Please answer these questions from the text about the Journal of Optics cover:
(a) Where is Miguel Navarro-Cía currently working?
(b) What efficiency do the proposed devices approach when redirecting electromagnetic waves?
(c) In the flashlight example, how does hole size affect the light passing through once the hole is filled with an ENZ metamaterial?

▶ **Selected text**

= = = = = = =

The scientific journal Journal of Optics has dedicated the cover of its special issue on mid-infrared and terahertz photonics to the work carried out by researchers from the Public University of Navarre: Víctor Pacheco Peña, Víctor Torres, Miguel Beruete, and Miguel Navarro-Cía (a graduate currently working at Imperial College London), along with Nader Engheta (University of Pennsylvania), one of the world's leading experts in metamaterials. In their research, they have proposed several devices capable of redirecting electromagnetic waves with efficiencies approaching 100%.
To explain their work, they offer the following example: “If we shine a flashlight on a wall with a hole in it, experience tells us that the larger the hole, the more light passes through. However, if we now fill the hole with an ENZ metamaterial, something happens that seems to defy logic: the smaller the hole, the more light passes through. This phenomenon has tremendous practical implications because it opens new avenues for the miniaturization of multiple components and the control of light.”.

= = = = = = =

▶ **Rows excerpted from a collection**
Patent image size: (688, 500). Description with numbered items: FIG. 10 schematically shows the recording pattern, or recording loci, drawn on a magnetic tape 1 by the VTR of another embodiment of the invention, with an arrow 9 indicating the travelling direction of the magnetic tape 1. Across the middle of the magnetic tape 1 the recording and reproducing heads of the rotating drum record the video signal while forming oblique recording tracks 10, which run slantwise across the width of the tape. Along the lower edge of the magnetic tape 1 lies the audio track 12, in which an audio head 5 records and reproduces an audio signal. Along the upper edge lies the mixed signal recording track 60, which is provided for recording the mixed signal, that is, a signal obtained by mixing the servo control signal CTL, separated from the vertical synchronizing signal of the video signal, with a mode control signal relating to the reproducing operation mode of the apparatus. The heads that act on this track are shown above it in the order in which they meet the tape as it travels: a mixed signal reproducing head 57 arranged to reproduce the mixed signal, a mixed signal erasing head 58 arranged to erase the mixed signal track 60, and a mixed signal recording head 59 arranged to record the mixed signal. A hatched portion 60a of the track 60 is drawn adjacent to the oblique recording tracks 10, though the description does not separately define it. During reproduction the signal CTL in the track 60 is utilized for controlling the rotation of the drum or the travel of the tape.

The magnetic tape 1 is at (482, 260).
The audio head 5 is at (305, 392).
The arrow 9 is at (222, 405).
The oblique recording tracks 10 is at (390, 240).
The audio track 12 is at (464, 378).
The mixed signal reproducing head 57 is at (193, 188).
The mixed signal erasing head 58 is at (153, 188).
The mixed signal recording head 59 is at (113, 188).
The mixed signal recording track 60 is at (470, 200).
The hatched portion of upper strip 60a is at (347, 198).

= = = = = = =

▶ **Written reply**
(a) Imperial College London.
(b) Efficiencies approaching 100%.
(c) The smaller the hole, the more light passes through.